▸ **TASK DESCRIPTION**:
Quote the listing in full, exactly as given, minus any pictures.
==*==
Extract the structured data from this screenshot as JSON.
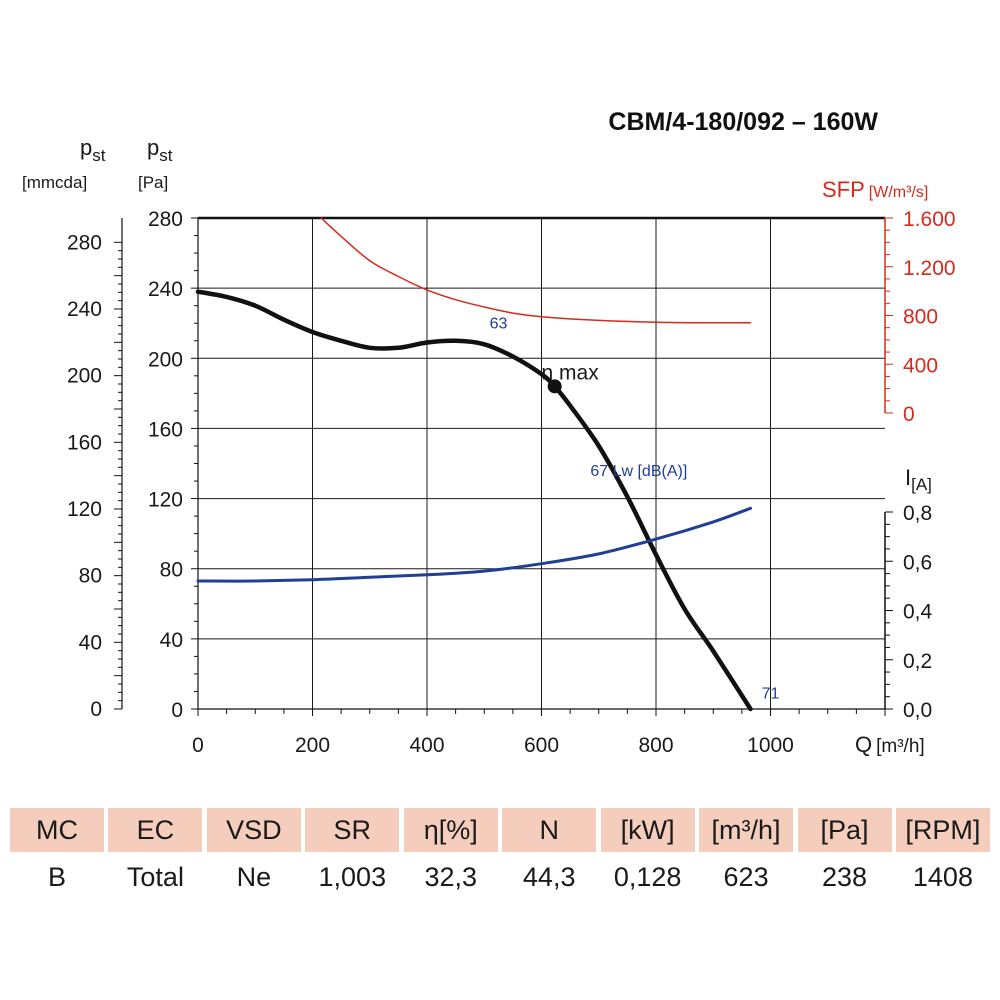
{
  "chart_data": {
    "type": "line",
    "title": "CBM/4-180/092 – 160W",
    "xlabel": "Q [m³/h]",
    "x_axis": {
      "label_main": "Q",
      "label_unit": "[m³/h]",
      "range": [
        0,
        1200
      ],
      "ticks": [
        "0",
        "200",
        "400",
        "600",
        "800",
        "1000"
      ]
    },
    "y_axis_outer": {
      "label_main": "p",
      "label_sub": "st",
      "label_unit": "[mmcda]",
      "ticks": [
        "0",
        "40",
        "80",
        "120",
        "160",
        "200",
        "240",
        "280"
      ]
    },
    "y_axis_inner": {
      "label_main": "p",
      "label_sub": "st",
      "label_unit": "[Pa]",
      "range": [
        0,
        280
      ],
      "ticks": [
        "0",
        "40",
        "80",
        "120",
        "160",
        "200",
        "240",
        "280"
      ]
    },
    "y_axis_sfp": {
      "label_main": "SFP",
      "label_unit": "[W/m³/s]",
      "range": [
        0,
        1600
      ],
      "ticks": [
        "0",
        "400",
        "800",
        "1.200",
        "1.600"
      ],
      "color": "#d52b1e"
    },
    "y_axis_current": {
      "label_main": "I",
      "label_sub": "[A]",
      "range": [
        0,
        0.8
      ],
      "ticks": [
        "0,0",
        "0,2",
        "0,4",
        "0,6",
        "0,8"
      ]
    },
    "grid": true,
    "series": [
      {
        "axis": "pressure",
        "color": "#111111",
        "points": [
          [
            0,
            238
          ],
          [
            50,
            235
          ],
          [
            100,
            230
          ],
          [
            150,
            222
          ],
          [
            200,
            215
          ],
          [
            250,
            210
          ],
          [
            300,
            206
          ],
          [
            350,
            206
          ],
          [
            400,
            209
          ],
          [
            450,
            210
          ],
          [
            500,
            208
          ],
          [
            550,
            201
          ],
          [
            600,
            191
          ],
          [
            623,
            184
          ],
          [
            650,
            173
          ],
          [
            700,
            150
          ],
          [
            750,
            121
          ],
          [
            800,
            88
          ],
          [
            850,
            57
          ],
          [
            900,
            33
          ],
          [
            965,
            0
          ]
        ]
      },
      {
        "axis": "sfp",
        "color": "#d52b1e",
        "points": [
          [
            215,
            1600
          ],
          [
            250,
            1450
          ],
          [
            300,
            1250
          ],
          [
            350,
            1120
          ],
          [
            400,
            1010
          ],
          [
            450,
            930
          ],
          [
            500,
            870
          ],
          [
            550,
            820
          ],
          [
            600,
            790
          ],
          [
            700,
            760
          ],
          [
            800,
            745
          ],
          [
            900,
            740
          ],
          [
            965,
            740
          ]
        ]
      },
      {
        "axis": "current",
        "color": "#1f3f94",
        "points": [
          [
            0,
            0.52
          ],
          [
            100,
            0.52
          ],
          [
            200,
            0.525
          ],
          [
            300,
            0.535
          ],
          [
            400,
            0.545
          ],
          [
            500,
            0.56
          ],
          [
            600,
            0.59
          ],
          [
            700,
            0.63
          ],
          [
            800,
            0.69
          ],
          [
            900,
            0.76
          ],
          [
            965,
            0.815
          ]
        ]
      }
    ],
    "annotations": [
      {
        "text": "63",
        "x": 525,
        "y": 217
      },
      {
        "text": "η max",
        "x": 650,
        "y": 188
      },
      {
        "text": "67 Lw [dB(A)]",
        "x": 770,
        "y": 133
      },
      {
        "text": "71",
        "x": 1000,
        "y": 6
      }
    ],
    "eta_max_point": {
      "x": 623,
      "y": 184
    }
  },
  "table": {
    "headers": [
      "MC",
      "EC",
      "VSD",
      "SR",
      "η[%]",
      "N",
      "[kW]",
      "[m³/h]",
      "[Pa]",
      "[RPM]"
    ],
    "values": [
      "B",
      "Total",
      "Ne",
      "1,003",
      "32,3",
      "44,3",
      "0,128",
      "623",
      "238",
      "1408"
    ]
  }
}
==*==
▸ **WORKED ANSWER**:
Extract the structured data from this screenshot as JSON.
{
  "chart_data": {
    "type": "line",
    "title": "CBM/4-180/092 – 160W",
    "xlabel": "Q [m³/h]",
    "x_axis": {
      "label_main": "Q",
      "label_unit": "[m³/h]",
      "range": [
        0,
        1200
      ],
      "ticks": [
        "0",
        "200",
        "400",
        "600",
        "800",
        "1000"
      ]
    },
    "y_axis_outer": {
      "label_main": "p",
      "label_sub": "st",
      "label_unit": "[mmcda]",
      "ticks": [
        "0",
        "40",
        "80",
        "120",
        "160",
        "200",
        "240",
        "280"
      ]
    },
    "y_axis_inner": {
      "label_main": "p",
      "label_sub": "st",
      "label_unit": "[Pa]",
      "range": [
        0,
        280
      ],
      "ticks": [
        "0",
        "40",
        "80",
        "120",
        "160",
        "200",
        "240",
        "280"
      ]
    },
    "y_axis_sfp": {
      "label_main": "SFP",
      "label_unit": "[W/m³/s]",
      "range": [
        0,
        1600
      ],
      "ticks": [
        "0",
        "400",
        "800",
        "1.200",
        "1.600"
      ],
      "color": "#d52b1e"
    },
    "y_axis_current": {
      "label_main": "I",
      "label_sub": "[A]",
      "range": [
        0,
        0.8
      ],
      "ticks": [
        "0,0",
        "0,2",
        "0,4",
        "0,6",
        "0,8"
      ]
    },
    "grid": true,
    "series": [
      {
        "axis": "pressure",
        "color": "#111111",
        "points": [
          [
            0,
            238
          ],
          [
            50,
            235
          ],
          [
            100,
            230
          ],
          [
            150,
            222
          ],
          [
            200,
            215
          ],
          [
            250,
            210
          ],
          [
            300,
            206
          ],
          [
            350,
            206
          ],
          [
            400,
            209
          ],
          [
            450,
            210
          ],
          [
            500,
            208
          ],
          [
            550,
            201
          ],
          [
            600,
            191
          ],
          [
            623,
            184
          ],
          [
            650,
            173
          ],
          [
            700,
            150
          ],
          [
            750,
            121
          ],
          [
            800,
            88
          ],
          [
            850,
            57
          ],
          [
            900,
            33
          ],
          [
            965,
            0
          ]
        ]
      },
      {
        "axis": "sfp",
        "color": "#d52b1e",
        "points": [
          [
            215,
            1600
          ],
          [
            250,
            1450
          ],
          [
            300,
            1250
          ],
          [
            350,
            1120
          ],
          [
            400,
            1010
          ],
          [
            450,
            930
          ],
          [
            500,
            870
          ],
          [
            550,
            820
          ],
          [
            600,
            790
          ],
          [
            700,
            760
          ],
          [
            800,
            745
          ],
          [
            900,
            740
          ],
          [
            965,
            740
          ]
        ]
      },
      {
        "axis": "current",
        "color": "#1f3f94",
        "points": [
          [
            0,
            0.52
          ],
          [
            100,
            0.52
          ],
          [
            200,
            0.525
          ],
          [
            300,
            0.535
          ],
          [
            400,
            0.545
          ],
          [
            500,
            0.56
          ],
          [
            600,
            0.59
          ],
          [
            700,
            0.63
          ],
          [
            800,
            0.69
          ],
          [
            900,
            0.76
          ],
          [
            965,
            0.815
          ]
        ]
      }
    ],
    "annotations": [
      {
        "text": "63",
        "x": 525,
        "y": 217
      },
      {
        "text": "η max",
        "x": 650,
        "y": 188
      },
      {
        "text": "67 Lw [dB(A)]",
        "x": 770,
        "y": 133
      },
      {
        "text": "71",
        "x": 1000,
        "y": 6
      }
    ],
    "eta_max_point": {
      "x": 623,
      "y": 184
    }
  },
  "table": {
    "headers": [
      "MC",
      "EC",
      "VSD",
      "SR",
      "η[%]",
      "N",
      "[kW]",
      "[m³/h]",
      "[Pa]",
      "[RPM]"
    ],
    "values": [
      "B",
      "Total",
      "Ne",
      "1,003",
      "32,3",
      "44,3",
      "0,128",
      "623",
      "238",
      "1408"
    ]
  }
}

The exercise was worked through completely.